START Records supplied

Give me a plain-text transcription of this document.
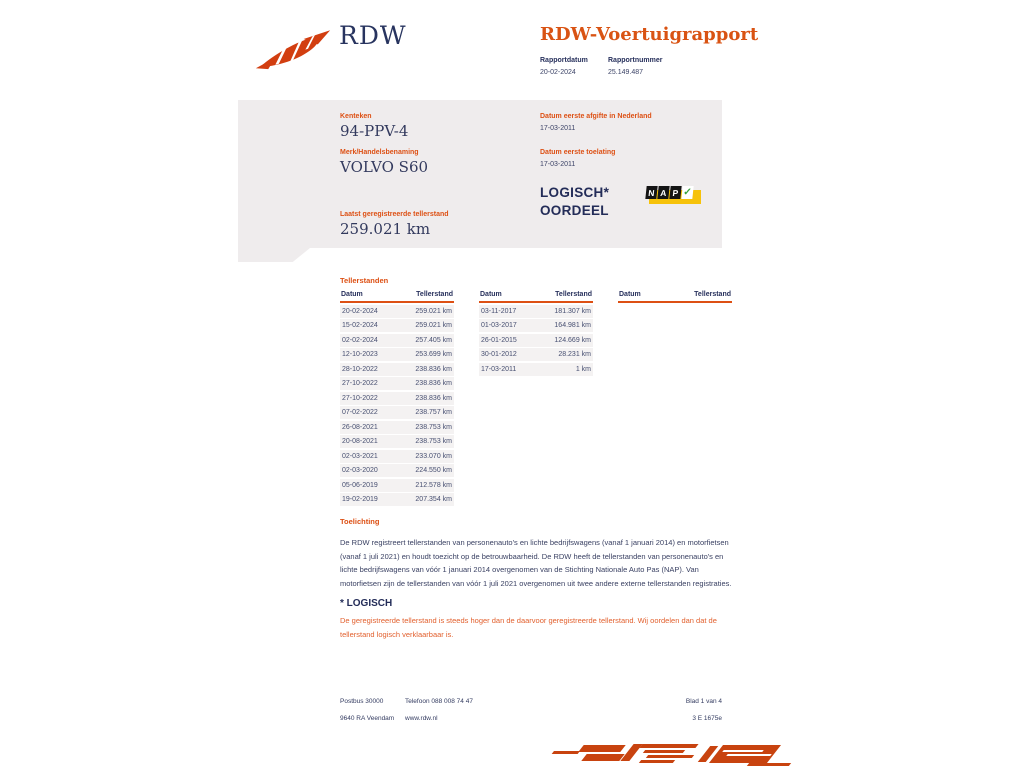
RDW	RDW-Voertuigrapport
Rapportdatum
20-02-2024
Rapportnummer
25.149.487
Kenteken
94-PPV-4
Merk/Handelsbenaming
VOLVO S60
Laatst geregistreerde tellerstand
259.021 km
Datum eerste afgifte in Nederland
17-03-2011
Datum eerste toelating
17-03-2011
LOGISCH*
OORDEEL
N A P ✓
Tellerstanden
Datum	Tellerstand
20-02-2024	259.021 km
15-02-2024	259.021 km
02-02-2024	257.405 km
12-10-2023	253.699 km
28-10-2022	238.836 km
27-10-2022	238.836 km
27-10-2022	238.836 km
07-02-2022	238.757 km
26-08-2021	238.753 km
20-08-2021	238.753 km
02-03-2021	233.070 km
02-03-2020	224.550 km
05-06-2019	212.578 km
19-02-2019	207.354 km
Datum	Tellerstand
03-11-2017	181.307 km
01-03-2017	164.981 km
26-01-2015	124.669 km
30-01-2012	28.231 km
17-03-2011	1 km
Datum	Tellerstand
Toelichting

De RDW registreert tellerstanden van personenauto's en lichte bedrijfswagens (vanaf 1 januari 2014) en motorfietsen (vanaf 1 juli 2021) en houdt toezicht op de betrouwbaarheid. De RDW heeft de tellerstanden van personenauto's en lichte bedrijfswagens van vóór 1 januari 2014 overgenomen van de Stichting Nationale Auto Pas (NAP). Van motorfietsen zijn de tellerstanden van vóór 1 juli 2021 overgenomen uit twee andere externe tellerstanden registraties.

* LOGISCH

De geregistreerde tellerstand is steeds hoger dan de daarvoor geregistreerde tellerstand. Wij oordelen dan dat de tellerstand logisch verklaarbaar is.

Postbus 30000
9640 RA Veendam
Telefoon 088 008 74 47
www.rdw.nl
Blad 1 van 4
3 E 1675e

END Records supplied

**Exercise**
If a record contains a picture, drop the picture and repeat the rest exactly.

**Output of the task**
Give me a plain-text transcription of this document.
RDW	RDW-Voertuigrapport
Rapportdatum
20-02-2024
Rapportnummer
25.149.487
Kenteken
94-PPV-4
Merk/Handelsbenaming
VOLVO S60
Laatst geregistreerde tellerstand
259.021 km
Datum eerste afgifte in Nederland
17-03-2011
Datum eerste toelating
17-03-2011
LOGISCH*
OORDEEL
N A P ✓
Tellerstanden
Datum	Tellerstand
20-02-2024	259.021 km
15-02-2024	259.021 km
02-02-2024	257.405 km
12-10-2023	253.699 km
28-10-2022	238.836 km
27-10-2022	238.836 km
27-10-2022	238.836 km
07-02-2022	238.757 km
26-08-2021	238.753 km
20-08-2021	238.753 km
02-03-2021	233.070 km
02-03-2020	224.550 km
05-06-2019	212.578 km
19-02-2019	207.354 km
Datum	Tellerstand
03-11-2017	181.307 km
01-03-2017	164.981 km
26-01-2015	124.669 km
30-01-2012	28.231 km
17-03-2011	1 km
Datum	Tellerstand
Toelichting

De RDW registreert tellerstanden van personenauto's en lichte bedrijfswagens (vanaf 1 januari 2014) en motorfietsen (vanaf 1 juli 2021) en houdt toezicht op de betrouwbaarheid. De RDW heeft de tellerstanden van personenauto's en lichte bedrijfswagens van vóór 1 januari 2014 overgenomen van de Stichting Nationale Auto Pas (NAP). Van motorfietsen zijn de tellerstanden van vóór 1 juli 2021 overgenomen uit twee andere externe tellerstanden registraties.

* LOGISCH

De geregistreerde tellerstand is steeds hoger dan de daarvoor geregistreerde tellerstand. Wij oordelen dan dat de tellerstand logisch verklaarbaar is.

Postbus 30000
9640 RA Veendam
Telefoon 088 008 74 47
www.rdw.nl
Blad 1 van 4
3 E 1675e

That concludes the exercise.